Quote the entries in full, character for character, without their images.

── Data supplied

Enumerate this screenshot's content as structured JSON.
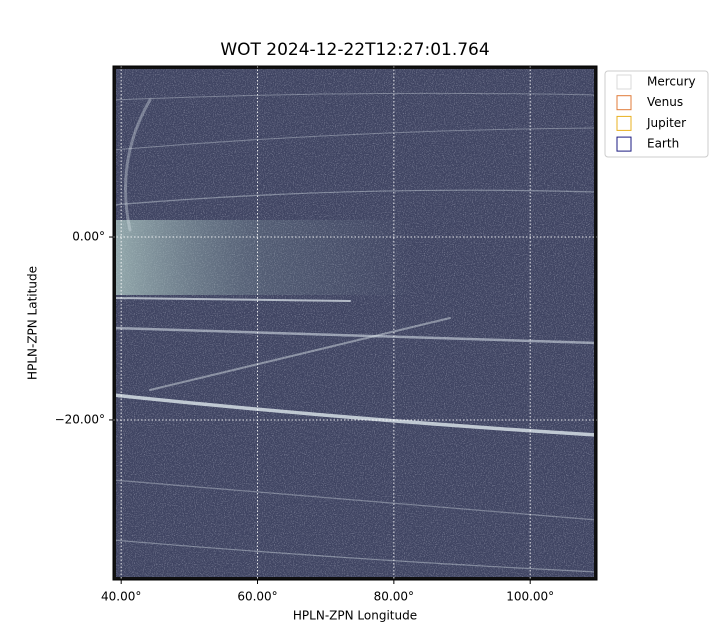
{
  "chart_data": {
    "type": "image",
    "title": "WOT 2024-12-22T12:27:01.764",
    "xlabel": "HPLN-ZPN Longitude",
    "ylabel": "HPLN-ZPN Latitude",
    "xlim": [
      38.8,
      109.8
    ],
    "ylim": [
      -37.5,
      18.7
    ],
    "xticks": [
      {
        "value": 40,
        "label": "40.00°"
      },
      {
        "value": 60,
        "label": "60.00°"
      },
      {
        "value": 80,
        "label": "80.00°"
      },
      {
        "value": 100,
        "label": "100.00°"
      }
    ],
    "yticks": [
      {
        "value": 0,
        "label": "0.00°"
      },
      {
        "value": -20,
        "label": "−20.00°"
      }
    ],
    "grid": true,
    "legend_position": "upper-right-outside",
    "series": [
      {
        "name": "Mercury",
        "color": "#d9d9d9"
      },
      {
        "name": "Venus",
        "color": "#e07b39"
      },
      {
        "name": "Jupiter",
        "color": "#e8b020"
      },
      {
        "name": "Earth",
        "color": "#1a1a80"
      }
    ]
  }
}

────

Complete response:
Enumerate this screenshot's content as structured JSON.
{
  "chart_data": {
    "type": "image",
    "title": "WOT 2024-12-22T12:27:01.764",
    "xlabel": "HPLN-ZPN Longitude",
    "ylabel": "HPLN-ZPN Latitude",
    "xlim": [
      38.8,
      109.8
    ],
    "ylim": [
      -37.5,
      18.7
    ],
    "xticks": [
      {
        "value": 40,
        "label": "40.00°"
      },
      {
        "value": 60,
        "label": "60.00°"
      },
      {
        "value": 80,
        "label": "80.00°"
      },
      {
        "value": 100,
        "label": "100.00°"
      }
    ],
    "yticks": [
      {
        "value": 0,
        "label": "0.00°"
      },
      {
        "value": -20,
        "label": "−20.00°"
      }
    ],
    "grid": true,
    "legend_position": "upper-right-outside",
    "series": [
      {
        "name": "Mercury",
        "color": "#d9d9d9"
      },
      {
        "name": "Venus",
        "color": "#e07b39"
      },
      {
        "name": "Jupiter",
        "color": "#e8b020"
      },
      {
        "name": "Earth",
        "color": "#1a1a80"
      }
    ]
  }
}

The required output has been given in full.